[Stored records]

╔══

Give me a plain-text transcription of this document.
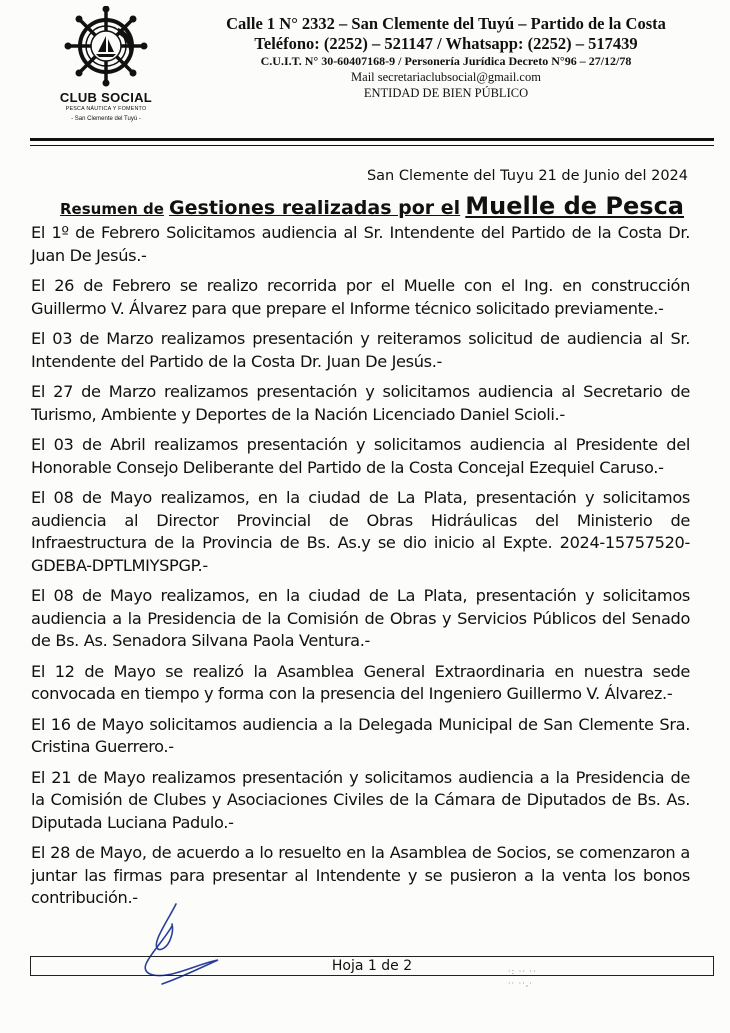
CLUB SOCIAL
PESCA NÁUTICA Y FOMENTO
- San Clemente del Tuyú -
Calle 1 N° 2332 – San Clemente del Tuyú – Partido de la Costa
Teléfono: (2252) – 521147 / Whatsapp: (2252) – 517439
C.U.I.T. N° 30-60407168-9 / Personería Jurídica Decreto N°96 – 27/12/78
Mail secretariaclubsocial@gmail.com
ENTIDAD DE BIEN PÚBLICO
San Clemente del Tuyu 21 de Junio del 2024
Resumen de Gestiones realizadas por el Muelle de Pesca

El 1º de Febrero Solicitamos audiencia al Sr. Intendente del Partido de la Costa Dr. Juan De Jesús.-

El 26 de Febrero se realizo recorrida por el Muelle con el Ing. en construcción Guillermo V. Álvarez para que prepare el Informe técnico solicitado previamente.-

El 03 de Marzo realizamos presentación y reiteramos solicitud de audiencia al Sr. Intendente del Partido de la Costa Dr. Juan De Jesús.-

El 27 de Marzo realizamos presentación y solicitamos audiencia al Secretario de Turismo, Ambiente y Deportes de la Nación Licenciado Daniel Scioli.-

El 03 de Abril realizamos presentación y solicitamos audiencia al Presidente del Honorable Consejo Deliberante del Partido de la Costa Concejal Ezequiel Caruso.-

El 08 de Mayo realizamos, en la ciudad de La Plata, presentación y solicitamos audiencia al Director Provincial de Obras Hidráulicas del Ministerio de Infraestructura de la Provincia de Bs. As.y se dio inicio al Expte. 2024-15757520-GDEBA-DPTLMIYSPGP.-

El 08 de Mayo realizamos, en la ciudad de La Plata, presentación y solicitamos audiencia a la Presidencia de la Comisión de Obras y Servicios Públicos del Senado de Bs. As. Senadora Silvana Paola Ventura.-

El 12 de Mayo se realizó la Asamblea General Extraordinaria en nuestra sede convocada en tiempo y forma con la presencia del Ingeniero Guillermo V. Álvarez.-

El 16 de Mayo solicitamos audiencia a la Delegada Municipal de San Clemente Sra. Cristina Guerrero.-

El 21 de Mayo realizamos presentación y solicitamos audiencia a la Presidencia de la Comisión de Clubes y Asociaciones Civiles de la Cámara de Diputados de Bs. As. Diputada Luciana Padulo.-

El 28 de Mayo, de acuerdo a lo resuelto en la Asamblea de Socios, se comenzaron a juntar las firmas para presentar al Intendente y se pusieron a la venta los bonos contribución.-

Hoja 1 de 2	·: ·· ··
·· ··,·
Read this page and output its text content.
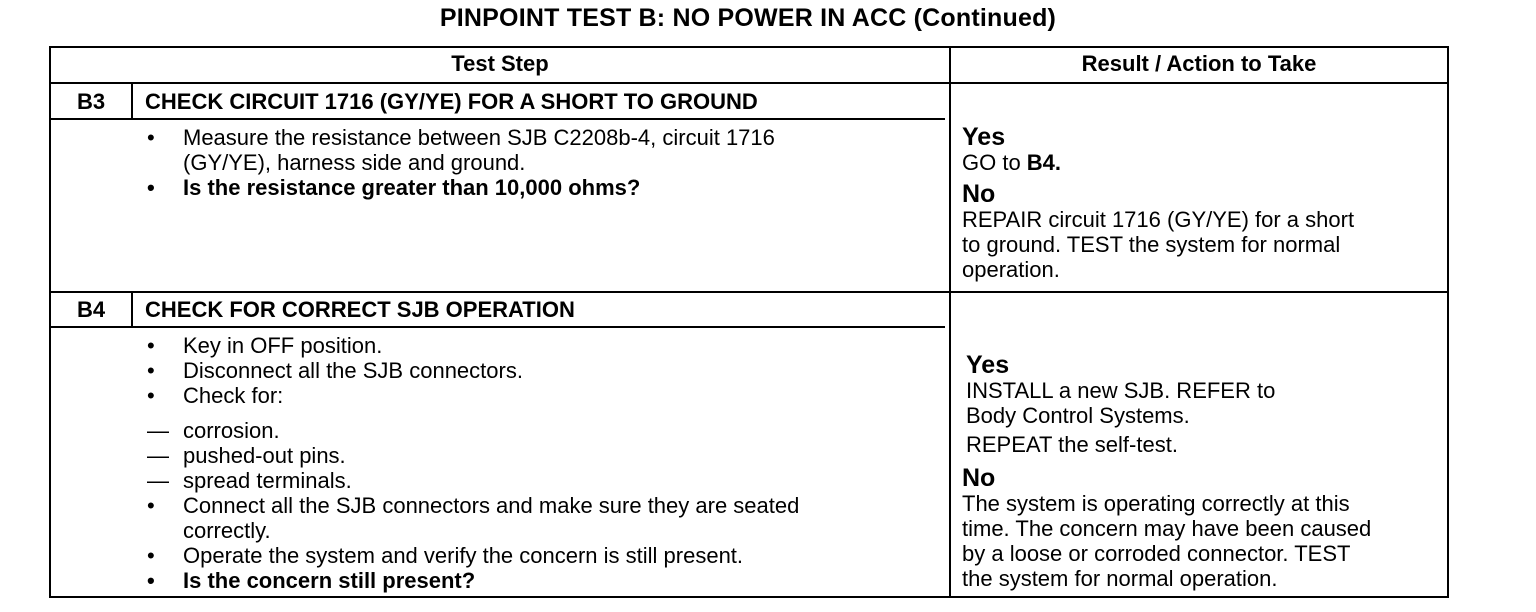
PINPOINT TEST B: NO POWER IN ACC (Continued)
Test Step	Result / Action to Take
B3	CHECK CIRCUIT 1716 (GY/YE) FOR A SHORT TO GROUND
• Measure the resistance between SJB C2208b-4, circuit 1716
(GY/YE), harness side and ground.
• Is the resistance greater than 10,000 ohms?
Yes
GO to B4.
No
REPAIR circuit 1716 (GY/YE) for a short
to ground. TEST the system for normal
operation.
B4	CHECK FOR CORRECT SJB OPERATION
• Key in OFF position.
• Disconnect all the SJB connectors.
• Check for:
— corrosion.
— pushed-out pins.
— spread terminals.
• Connect all the SJB connectors and make sure they are seated
correctly.
• Operate the system and verify the concern is still present.
• Is the concern still present?
Yes
INSTALL a new SJB. REFER to
Body Control Systems.
REPEAT the self-test.
No
The system is operating correctly at this
time. The concern may have been caused
by a loose or corroded connector. TEST
the system for normal operation.
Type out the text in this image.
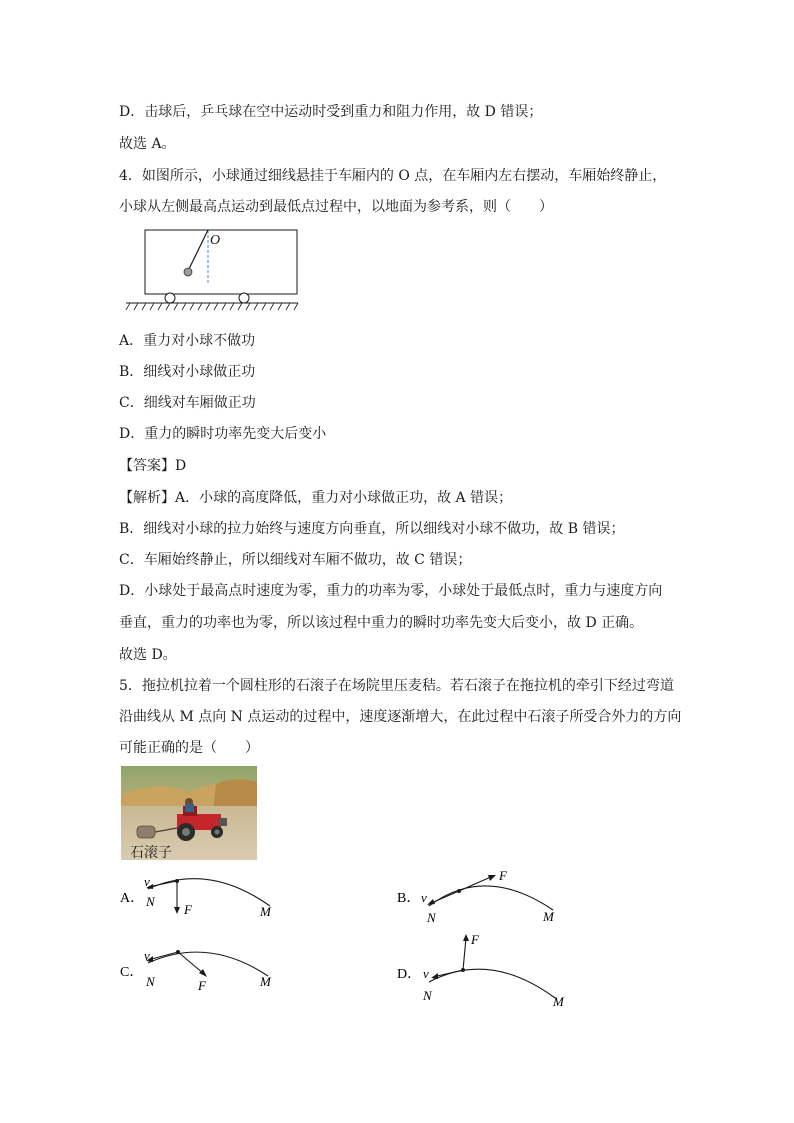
D．击球后，乒乓球在空中运动时受到重力和阻力作用，故 D 错误；
故选 A。
4．如图所示，小球通过细线悬挂于车厢内的 O 点，在车厢内左右摆动，车厢始终静止，
小球从左侧最高点运动到最低点过程中，以地面为参考系，则（　　）
O
A．重力对小球不做功
B．细线对小球做正功
C．细线对车厢做正功
D．重力的瞬时功率先变大后变小
【答案】D
【解析】A．小球的高度降低，重力对小球做正功，故 A 错误；
B．细线对小球的拉力始终与速度方向垂直，所以细线对小球不做功，故 B 错误；
C．车厢始终静止，所以细线对车厢不做功，故 C 错误；
D．小球处于最高点时速度为零，重力的功率为零，小球处于最低点时，重力与速度方向
垂直，重力的功率也为零，所以该过程中重力的瞬时功率先变大后变小，故 D 正确。
故选 D。
5．拖拉机拉着一个圆柱形的石滚子在场院里压麦秸。若石滚子在拖拉机的牵引下经过弯道
沿曲线从 M 点向 N 点运动的过程中，速度逐渐增大，在此过程中石滚子所受合外力的方向
可能正确的是（　　）
石滚子
A．
v
N
F	M
B． v
N
F
M
C．
v
N	F	M	D． v
N
F
M
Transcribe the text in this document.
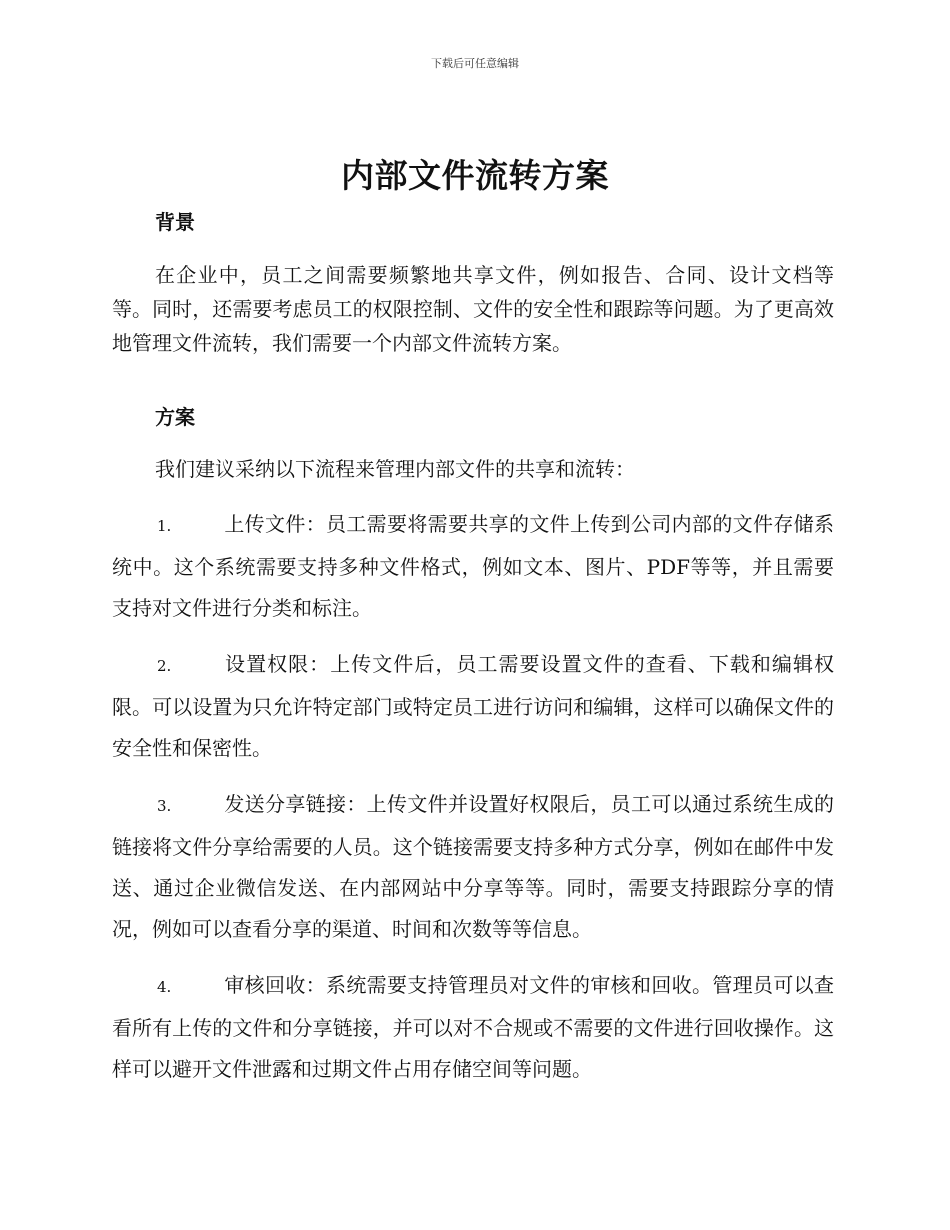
下载后可任意编辑
内部文件流转方案
背景

在企业中，员工之间需要频繁地共享文件，例如报告、合同、设计文档等等。同时，还需要考虑员工的权限控制、文件的安全性和跟踪等问题。为了更高效地管理文件流转，我们需要一个内部文件流转方案。

方案

我们建议采纳以下流程来管理内部文件的共享和流转：

1.	上传文件：员工需要将需要共享的文件上传到公司内部的文件存储系统中。这个系统需要支持多种文件格式，例如文本、图片、PDF等等，并且需要支持对文件进行分类和标注。
2.	设置权限：上传文件后，员工需要设置文件的查看、下载和编辑权限。可以设置为只允许特定部门或特定员工进行访问和编辑，这样可以确保文件的安全性和保密性。
3.	发送分享链接：上传文件并设置好权限后，员工可以通过系统生成的链接将文件分享给需要的人员。这个链接需要支持多种方式分享，例如在邮件中发送、通过企业微信发送、在内部网站中分享等等。同时，需要支持跟踪分享的情况，例如可以查看分享的渠道、时间和次数等等信息。
4.	审核回收：系统需要支持管理员对文件的审核和回收。管理员可以查看所有上传的文件和分享链接，并可以对不合规或不需要的文件进行回收操作。这样可以避开文件泄露和过期文件占用存储空间等问题。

╚══

# Set problem
Write out again every line above exactly as given; the pictures do not belong in the copy.

# Exercise result
Give me a plain-text transcription of this document.
CLUB SOCIAL
PESCA NÁUTICA Y FOMENTO
- San Clemente del Tuyú -
Calle 1 N° 2332 – San Clemente del Tuyú – Partido de la Costa
Teléfono: (2252) – 521147 / Whatsapp: (2252) – 517439
C.U.I.T. N° 30-60407168-9 / Personería Jurídica Decreto N°96 – 27/12/78
Mail secretariaclubsocial@gmail.com
ENTIDAD DE BIEN PÚBLICO
San Clemente del Tuyu 21 de Junio del 2024
Resumen de Gestiones realizadas por el Muelle de Pesca

El 1º de Febrero Solicitamos audiencia al Sr. Intendente del Partido de la Costa Dr. Juan De Jesús.-

El 26 de Febrero se realizo recorrida por el Muelle con el Ing. en construcción Guillermo V. Álvarez para que prepare el Informe técnico solicitado previamente.-

El 03 de Marzo realizamos presentación y reiteramos solicitud de audiencia al Sr. Intendente del Partido de la Costa Dr. Juan De Jesús.-

El 27 de Marzo realizamos presentación y solicitamos audiencia al Secretario de Turismo, Ambiente y Deportes de la Nación Licenciado Daniel Scioli.-

El 03 de Abril realizamos presentación y solicitamos audiencia al Presidente del Honorable Consejo Deliberante del Partido de la Costa Concejal Ezequiel Caruso.-

El 08 de Mayo realizamos, en la ciudad de La Plata, presentación y solicitamos audiencia al Director Provincial de Obras Hidráulicas del Ministerio de Infraestructura de la Provincia de Bs. As.y se dio inicio al Expte. 2024-15757520-GDEBA-DPTLMIYSPGP.-

El 08 de Mayo realizamos, en la ciudad de La Plata, presentación y solicitamos audiencia a la Presidencia de la Comisión de Obras y Servicios Públicos del Senado de Bs. As. Senadora Silvana Paola Ventura.-

El 12 de Mayo se realizó la Asamblea General Extraordinaria en nuestra sede convocada en tiempo y forma con la presencia del Ingeniero Guillermo V. Álvarez.-

El 16 de Mayo solicitamos audiencia a la Delegada Municipal de San Clemente Sra. Cristina Guerrero.-

El 21 de Mayo realizamos presentación y solicitamos audiencia a la Presidencia de la Comisión de Clubes y Asociaciones Civiles de la Cámara de Diputados de Bs. As. Diputada Luciana Padulo.-

El 28 de Mayo, de acuerdo a lo resuelto en la Asamblea de Socios, se comenzaron a juntar las firmas para presentar al Intendente y se pusieron a la venta los bonos contribución.-

Hoja 1 de 2	·: ·· ··
·· ··,·
Read this page and output its text content.
PINPOINT TEST B: NO POWER IN ACC (Continued)
Test Step	Result / Action to Take
B3	CHECK CIRCUIT 1716 (GY/YE) FOR A SHORT TO GROUND
• Measure the resistance between SJB C2208b-4, circuit 1716
(GY/YE), harness side and ground.
• Is the resistance greater than 10,000 ohms?
Yes
GO to B4.
No
REPAIR circuit 1716 (GY/YE) for a short
to ground. TEST the system for normal
operation.
B4	CHECK FOR CORRECT SJB OPERATION
• Key in OFF position.
• Disconnect all the SJB connectors.
• Check for:
— corrosion.
— pushed-out pins.
— spread terminals.
• Connect all the SJB connectors and make sure they are seated
correctly.
• Operate the system and verify the concern is still present.
• Is the concern still present?
Yes
INSTALL a new SJB. REFER to
Body Control Systems.
REPEAT the self-test.
No
The system is operating correctly at this
time. The concern may have been caused
by a loose or corroded connector. TEST
the system for normal operation.
Type out the text in this image.
D．击球后，乒乓球在空中运动时受到重力和阻力作用，故 D 错误；
故选 A。
4．如图所示，小球通过细线悬挂于车厢内的 O 点，在车厢内左右摆动，车厢始终静止，
小球从左侧最高点运动到最低点过程中，以地面为参考系，则（　　）
O
A．重力对小球不做功
B．细线对小球做正功
C．细线对车厢做正功
D．重力的瞬时功率先变大后变小
【答案】D
【解析】A．小球的高度降低，重力对小球做正功，故 A 错误；
B．细线对小球的拉力始终与速度方向垂直，所以细线对小球不做功，故 B 错误；
C．车厢始终静止，所以细线对车厢不做功，故 C 错误；
D．小球处于最高点时速度为零，重力的功率为零，小球处于最低点时，重力与速度方向
垂直，重力的功率也为零，所以该过程中重力的瞬时功率先变大后变小，故 D 正确。
故选 D。
5．拖拉机拉着一个圆柱形的石滚子在场院里压麦秸。若石滚子在拖拉机的牵引下经过弯道
沿曲线从 M 点向 N 点运动的过程中，速度逐渐增大，在此过程中石滚子所受合外力的方向
可能正确的是（　　）
石滚子
A．
v
N
F	M
B． v
N
F
M
C．
v
N	F	M	D． v
N
F
M
Transcribe the text in this document.
下载后可任意编辑
内部文件流转方案
背景

在企业中，员工之间需要频繁地共享文件，例如报告、合同、设计文档等等。同时，还需要考虑员工的权限控制、文件的安全性和跟踪等问题。为了更高效地管理文件流转，我们需要一个内部文件流转方案。

方案

我们建议采纳以下流程来管理内部文件的共享和流转：

1.	上传文件：员工需要将需要共享的文件上传到公司内部的文件存储系统中。这个系统需要支持多种文件格式，例如文本、图片、PDF等等，并且需要支持对文件进行分类和标注。
2.	设置权限：上传文件后，员工需要设置文件的查看、下载和编辑权限。可以设置为只允许特定部门或特定员工进行访问和编辑，这样可以确保文件的安全性和保密性。
3.	发送分享链接：上传文件并设置好权限后，员工可以通过系统生成的链接将文件分享给需要的人员。这个链接需要支持多种方式分享，例如在邮件中发送、通过企业微信发送、在内部网站中分享等等。同时，需要支持跟踪分享的情况，例如可以查看分享的渠道、时间和次数等等信息。
4.	审核回收：系统需要支持管理员对文件的审核和回收。管理员可以查看所有上传的文件和分享链接，并可以对不合规或不需要的文件进行回收操作。这样可以避开文件泄露和过期文件占用存储空间等问题。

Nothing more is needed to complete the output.